• Task objective: Wherever a line below holds the word "legend", copy that line.

Entries with figure data:
------------------------------------------------------------

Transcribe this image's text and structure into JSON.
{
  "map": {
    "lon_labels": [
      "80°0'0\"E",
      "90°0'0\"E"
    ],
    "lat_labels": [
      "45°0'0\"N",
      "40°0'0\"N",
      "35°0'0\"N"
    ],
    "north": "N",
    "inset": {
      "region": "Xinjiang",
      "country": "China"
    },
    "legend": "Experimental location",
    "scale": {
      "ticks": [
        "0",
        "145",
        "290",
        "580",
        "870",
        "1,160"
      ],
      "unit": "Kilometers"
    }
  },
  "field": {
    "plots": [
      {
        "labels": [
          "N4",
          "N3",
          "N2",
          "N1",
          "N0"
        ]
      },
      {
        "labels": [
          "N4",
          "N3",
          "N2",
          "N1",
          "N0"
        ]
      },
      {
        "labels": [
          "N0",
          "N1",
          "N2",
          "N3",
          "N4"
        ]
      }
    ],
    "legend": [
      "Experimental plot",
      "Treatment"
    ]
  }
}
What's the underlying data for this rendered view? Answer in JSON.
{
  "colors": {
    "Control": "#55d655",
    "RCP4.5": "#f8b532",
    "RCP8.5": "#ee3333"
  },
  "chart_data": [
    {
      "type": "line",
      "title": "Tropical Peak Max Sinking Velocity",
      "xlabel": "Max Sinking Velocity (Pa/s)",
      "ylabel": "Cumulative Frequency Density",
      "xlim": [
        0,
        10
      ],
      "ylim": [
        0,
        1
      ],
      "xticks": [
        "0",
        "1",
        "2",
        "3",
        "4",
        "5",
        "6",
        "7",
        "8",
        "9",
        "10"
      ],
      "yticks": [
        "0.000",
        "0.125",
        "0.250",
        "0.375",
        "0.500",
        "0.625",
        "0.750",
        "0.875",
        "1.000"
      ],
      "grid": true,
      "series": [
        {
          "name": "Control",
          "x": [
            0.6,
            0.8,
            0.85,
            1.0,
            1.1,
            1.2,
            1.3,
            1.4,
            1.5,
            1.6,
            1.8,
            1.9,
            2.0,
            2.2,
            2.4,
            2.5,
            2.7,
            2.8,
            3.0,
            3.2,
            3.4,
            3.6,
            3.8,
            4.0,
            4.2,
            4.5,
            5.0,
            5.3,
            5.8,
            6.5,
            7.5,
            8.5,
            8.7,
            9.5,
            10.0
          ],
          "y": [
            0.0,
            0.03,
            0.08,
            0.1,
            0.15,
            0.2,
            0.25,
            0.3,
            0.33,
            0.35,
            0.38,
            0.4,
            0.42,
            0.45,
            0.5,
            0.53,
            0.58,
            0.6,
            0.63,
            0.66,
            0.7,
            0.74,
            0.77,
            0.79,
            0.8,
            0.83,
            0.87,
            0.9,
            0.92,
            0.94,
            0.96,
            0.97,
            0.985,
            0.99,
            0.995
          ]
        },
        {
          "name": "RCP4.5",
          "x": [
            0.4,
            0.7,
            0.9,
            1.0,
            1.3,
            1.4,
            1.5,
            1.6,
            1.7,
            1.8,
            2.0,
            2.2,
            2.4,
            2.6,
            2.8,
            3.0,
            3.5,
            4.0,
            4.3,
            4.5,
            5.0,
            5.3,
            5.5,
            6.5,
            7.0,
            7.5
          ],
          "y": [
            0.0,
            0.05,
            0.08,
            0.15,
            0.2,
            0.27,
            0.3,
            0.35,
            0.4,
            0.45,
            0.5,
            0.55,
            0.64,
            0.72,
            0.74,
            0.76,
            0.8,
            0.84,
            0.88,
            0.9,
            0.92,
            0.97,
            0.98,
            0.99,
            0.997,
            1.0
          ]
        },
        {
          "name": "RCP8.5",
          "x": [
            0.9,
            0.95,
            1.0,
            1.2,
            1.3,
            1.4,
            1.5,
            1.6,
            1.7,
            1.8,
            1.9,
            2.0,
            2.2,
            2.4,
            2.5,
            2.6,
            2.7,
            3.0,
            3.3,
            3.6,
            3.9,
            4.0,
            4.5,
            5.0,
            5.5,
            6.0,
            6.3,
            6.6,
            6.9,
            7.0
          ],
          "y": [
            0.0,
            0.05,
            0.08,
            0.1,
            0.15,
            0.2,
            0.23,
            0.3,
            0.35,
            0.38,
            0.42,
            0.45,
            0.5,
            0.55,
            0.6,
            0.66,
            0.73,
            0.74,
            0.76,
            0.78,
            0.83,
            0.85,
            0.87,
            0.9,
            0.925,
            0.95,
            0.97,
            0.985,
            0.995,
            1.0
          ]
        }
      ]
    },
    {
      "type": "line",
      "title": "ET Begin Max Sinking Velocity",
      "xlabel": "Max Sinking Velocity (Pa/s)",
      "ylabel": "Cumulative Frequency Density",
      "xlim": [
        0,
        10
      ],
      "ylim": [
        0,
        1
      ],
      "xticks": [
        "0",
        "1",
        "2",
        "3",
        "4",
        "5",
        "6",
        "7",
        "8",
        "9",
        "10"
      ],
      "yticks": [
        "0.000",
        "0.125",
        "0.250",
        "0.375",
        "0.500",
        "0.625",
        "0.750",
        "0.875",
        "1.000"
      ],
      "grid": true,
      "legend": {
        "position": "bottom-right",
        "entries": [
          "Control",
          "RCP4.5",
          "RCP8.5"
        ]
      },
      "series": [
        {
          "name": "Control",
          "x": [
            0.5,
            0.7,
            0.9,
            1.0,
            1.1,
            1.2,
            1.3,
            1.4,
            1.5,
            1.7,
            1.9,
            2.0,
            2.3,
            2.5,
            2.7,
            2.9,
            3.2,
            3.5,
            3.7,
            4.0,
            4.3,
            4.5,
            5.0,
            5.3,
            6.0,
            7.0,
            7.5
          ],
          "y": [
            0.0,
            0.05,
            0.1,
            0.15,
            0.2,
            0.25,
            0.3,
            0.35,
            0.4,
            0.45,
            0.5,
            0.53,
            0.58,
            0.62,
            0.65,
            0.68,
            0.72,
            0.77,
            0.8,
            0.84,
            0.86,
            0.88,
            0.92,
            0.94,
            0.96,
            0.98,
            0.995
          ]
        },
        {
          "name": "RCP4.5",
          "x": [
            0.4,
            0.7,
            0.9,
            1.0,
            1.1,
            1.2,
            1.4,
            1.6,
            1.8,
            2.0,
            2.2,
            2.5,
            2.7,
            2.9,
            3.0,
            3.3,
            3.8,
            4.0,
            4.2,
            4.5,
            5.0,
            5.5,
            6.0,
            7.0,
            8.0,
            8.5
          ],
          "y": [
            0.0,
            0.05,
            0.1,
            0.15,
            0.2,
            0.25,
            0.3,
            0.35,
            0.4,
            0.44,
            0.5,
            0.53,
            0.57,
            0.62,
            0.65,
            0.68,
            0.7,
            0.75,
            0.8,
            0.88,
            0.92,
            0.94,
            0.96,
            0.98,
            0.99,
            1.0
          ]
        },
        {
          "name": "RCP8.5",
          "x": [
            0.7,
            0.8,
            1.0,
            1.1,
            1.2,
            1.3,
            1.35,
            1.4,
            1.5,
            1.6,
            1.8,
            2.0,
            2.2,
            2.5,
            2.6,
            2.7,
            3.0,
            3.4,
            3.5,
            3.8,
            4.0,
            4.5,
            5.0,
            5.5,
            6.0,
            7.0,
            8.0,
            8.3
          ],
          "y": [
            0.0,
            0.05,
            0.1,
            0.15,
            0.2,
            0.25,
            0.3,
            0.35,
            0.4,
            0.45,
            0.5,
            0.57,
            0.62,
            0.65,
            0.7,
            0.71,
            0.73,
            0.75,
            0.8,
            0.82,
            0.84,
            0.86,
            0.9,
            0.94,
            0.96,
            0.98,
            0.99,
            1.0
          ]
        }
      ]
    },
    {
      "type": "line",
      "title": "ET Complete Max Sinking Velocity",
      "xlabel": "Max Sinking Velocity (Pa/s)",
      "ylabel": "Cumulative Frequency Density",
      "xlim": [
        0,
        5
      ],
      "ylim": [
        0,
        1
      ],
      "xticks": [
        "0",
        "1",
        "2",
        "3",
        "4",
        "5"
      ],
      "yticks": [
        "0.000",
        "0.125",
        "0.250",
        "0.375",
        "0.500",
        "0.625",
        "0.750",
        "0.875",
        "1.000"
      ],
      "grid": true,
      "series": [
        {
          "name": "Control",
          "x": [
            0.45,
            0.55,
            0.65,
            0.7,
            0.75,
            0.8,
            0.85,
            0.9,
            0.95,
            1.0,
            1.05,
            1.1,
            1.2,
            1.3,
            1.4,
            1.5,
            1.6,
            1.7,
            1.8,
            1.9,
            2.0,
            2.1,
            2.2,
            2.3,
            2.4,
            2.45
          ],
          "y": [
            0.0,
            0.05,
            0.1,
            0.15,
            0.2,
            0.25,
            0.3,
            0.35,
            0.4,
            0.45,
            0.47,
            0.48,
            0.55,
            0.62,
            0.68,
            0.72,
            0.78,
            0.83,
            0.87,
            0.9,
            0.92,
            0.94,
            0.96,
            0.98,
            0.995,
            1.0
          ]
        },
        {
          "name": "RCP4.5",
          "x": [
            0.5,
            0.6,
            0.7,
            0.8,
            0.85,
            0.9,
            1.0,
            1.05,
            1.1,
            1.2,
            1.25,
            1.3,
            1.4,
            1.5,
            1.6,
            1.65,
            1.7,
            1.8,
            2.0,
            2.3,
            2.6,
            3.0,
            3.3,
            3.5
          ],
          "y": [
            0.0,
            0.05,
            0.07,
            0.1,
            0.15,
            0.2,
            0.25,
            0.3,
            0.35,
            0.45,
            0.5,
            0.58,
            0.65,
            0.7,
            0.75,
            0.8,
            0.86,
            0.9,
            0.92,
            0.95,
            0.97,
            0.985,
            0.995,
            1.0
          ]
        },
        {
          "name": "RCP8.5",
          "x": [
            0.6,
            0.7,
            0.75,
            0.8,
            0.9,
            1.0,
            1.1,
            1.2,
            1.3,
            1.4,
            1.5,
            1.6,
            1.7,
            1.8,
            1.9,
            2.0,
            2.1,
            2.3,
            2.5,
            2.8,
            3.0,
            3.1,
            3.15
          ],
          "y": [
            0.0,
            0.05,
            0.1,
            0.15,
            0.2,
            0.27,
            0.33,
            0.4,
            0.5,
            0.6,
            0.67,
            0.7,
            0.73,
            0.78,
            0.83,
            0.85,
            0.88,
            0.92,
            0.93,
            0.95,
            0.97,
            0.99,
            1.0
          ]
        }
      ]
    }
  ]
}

------------------------------------------------------------

• Output:
    "legend": "Experimental location",
    "legend": [
      "legend": {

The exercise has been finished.